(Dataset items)
# # # # #

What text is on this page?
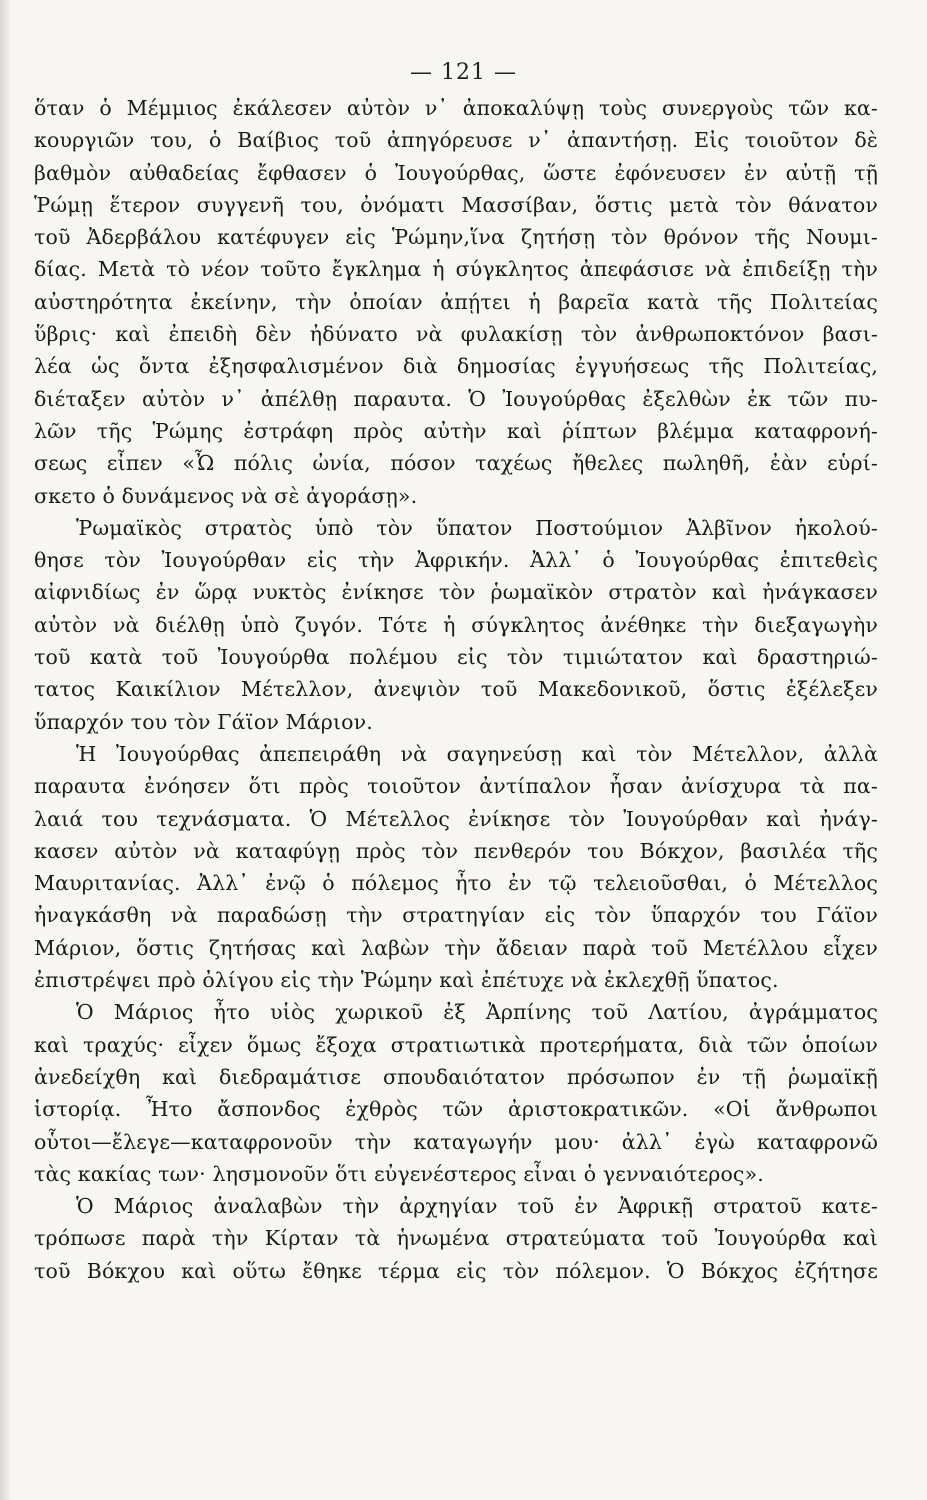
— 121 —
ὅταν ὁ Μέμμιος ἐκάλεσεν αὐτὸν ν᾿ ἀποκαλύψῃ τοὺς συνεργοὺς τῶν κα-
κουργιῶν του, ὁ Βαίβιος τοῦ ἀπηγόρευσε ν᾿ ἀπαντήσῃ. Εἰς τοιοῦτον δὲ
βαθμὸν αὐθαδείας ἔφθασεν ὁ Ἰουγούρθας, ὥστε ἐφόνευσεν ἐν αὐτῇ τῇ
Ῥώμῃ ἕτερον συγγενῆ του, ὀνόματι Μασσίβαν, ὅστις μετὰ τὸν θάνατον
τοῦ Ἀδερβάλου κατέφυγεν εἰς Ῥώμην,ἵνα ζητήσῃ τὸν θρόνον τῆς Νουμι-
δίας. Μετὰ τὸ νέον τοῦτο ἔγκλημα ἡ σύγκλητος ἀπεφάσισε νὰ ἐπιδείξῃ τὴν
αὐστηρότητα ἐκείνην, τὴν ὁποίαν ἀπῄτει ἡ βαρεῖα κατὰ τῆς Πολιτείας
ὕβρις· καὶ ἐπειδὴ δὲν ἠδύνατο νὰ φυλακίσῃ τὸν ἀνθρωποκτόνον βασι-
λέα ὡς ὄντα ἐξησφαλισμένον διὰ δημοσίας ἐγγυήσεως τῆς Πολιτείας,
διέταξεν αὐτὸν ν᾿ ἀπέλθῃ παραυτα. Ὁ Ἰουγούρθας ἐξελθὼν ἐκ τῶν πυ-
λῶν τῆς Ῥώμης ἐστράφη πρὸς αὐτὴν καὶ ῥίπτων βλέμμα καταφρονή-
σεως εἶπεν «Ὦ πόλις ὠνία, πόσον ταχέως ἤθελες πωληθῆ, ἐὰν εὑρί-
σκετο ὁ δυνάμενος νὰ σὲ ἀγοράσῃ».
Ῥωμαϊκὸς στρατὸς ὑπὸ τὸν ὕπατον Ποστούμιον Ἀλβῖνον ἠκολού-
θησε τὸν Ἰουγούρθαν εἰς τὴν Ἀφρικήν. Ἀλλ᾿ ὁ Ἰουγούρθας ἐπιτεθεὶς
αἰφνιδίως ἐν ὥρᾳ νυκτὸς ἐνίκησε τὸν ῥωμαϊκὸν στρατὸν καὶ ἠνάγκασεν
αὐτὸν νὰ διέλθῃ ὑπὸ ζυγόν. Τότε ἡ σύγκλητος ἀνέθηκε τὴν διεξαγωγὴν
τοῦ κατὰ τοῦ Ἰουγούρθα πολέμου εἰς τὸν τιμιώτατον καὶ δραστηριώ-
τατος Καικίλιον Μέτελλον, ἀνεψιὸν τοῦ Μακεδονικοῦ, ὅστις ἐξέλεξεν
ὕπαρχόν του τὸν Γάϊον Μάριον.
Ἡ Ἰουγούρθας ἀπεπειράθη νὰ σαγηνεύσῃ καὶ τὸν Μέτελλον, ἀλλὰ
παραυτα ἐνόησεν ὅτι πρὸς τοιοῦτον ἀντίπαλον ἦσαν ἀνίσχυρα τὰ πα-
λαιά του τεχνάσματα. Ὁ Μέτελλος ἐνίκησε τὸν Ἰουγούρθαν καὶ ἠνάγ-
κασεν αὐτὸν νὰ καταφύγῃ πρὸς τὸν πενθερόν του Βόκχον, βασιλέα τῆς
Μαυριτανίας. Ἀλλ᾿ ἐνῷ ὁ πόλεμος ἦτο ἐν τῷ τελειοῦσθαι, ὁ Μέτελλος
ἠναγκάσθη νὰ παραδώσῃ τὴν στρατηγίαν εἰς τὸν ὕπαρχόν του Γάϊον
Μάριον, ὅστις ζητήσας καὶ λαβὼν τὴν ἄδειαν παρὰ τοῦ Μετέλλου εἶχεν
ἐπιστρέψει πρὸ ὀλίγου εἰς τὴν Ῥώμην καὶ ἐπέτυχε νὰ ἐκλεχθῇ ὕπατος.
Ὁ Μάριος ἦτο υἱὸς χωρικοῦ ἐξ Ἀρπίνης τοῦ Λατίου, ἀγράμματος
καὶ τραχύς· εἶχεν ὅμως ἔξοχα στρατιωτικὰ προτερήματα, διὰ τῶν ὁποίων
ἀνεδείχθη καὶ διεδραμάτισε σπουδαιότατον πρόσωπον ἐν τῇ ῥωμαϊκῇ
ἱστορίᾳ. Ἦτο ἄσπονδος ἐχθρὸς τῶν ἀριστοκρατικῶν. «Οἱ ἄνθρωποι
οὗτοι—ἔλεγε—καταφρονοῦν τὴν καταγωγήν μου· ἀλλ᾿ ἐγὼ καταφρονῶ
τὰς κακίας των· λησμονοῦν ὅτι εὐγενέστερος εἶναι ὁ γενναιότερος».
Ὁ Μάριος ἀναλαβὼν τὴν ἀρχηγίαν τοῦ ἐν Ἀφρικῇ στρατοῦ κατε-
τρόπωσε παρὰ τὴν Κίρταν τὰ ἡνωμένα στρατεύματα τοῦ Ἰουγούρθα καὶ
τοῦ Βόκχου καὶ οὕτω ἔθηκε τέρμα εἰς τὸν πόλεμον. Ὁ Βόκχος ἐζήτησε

# # # # #

**Task details**
All lines holding the word "ὕπαρχόν" should be picked out and copied.

**Solved problem**
ὕπαρχόν του τὸν Γάϊον Μάριον.
ἠναγκάσθη νὰ παραδώσῃ τὴν στρατηγίαν εἰς τὸν ὕπαρχόν του Γάϊον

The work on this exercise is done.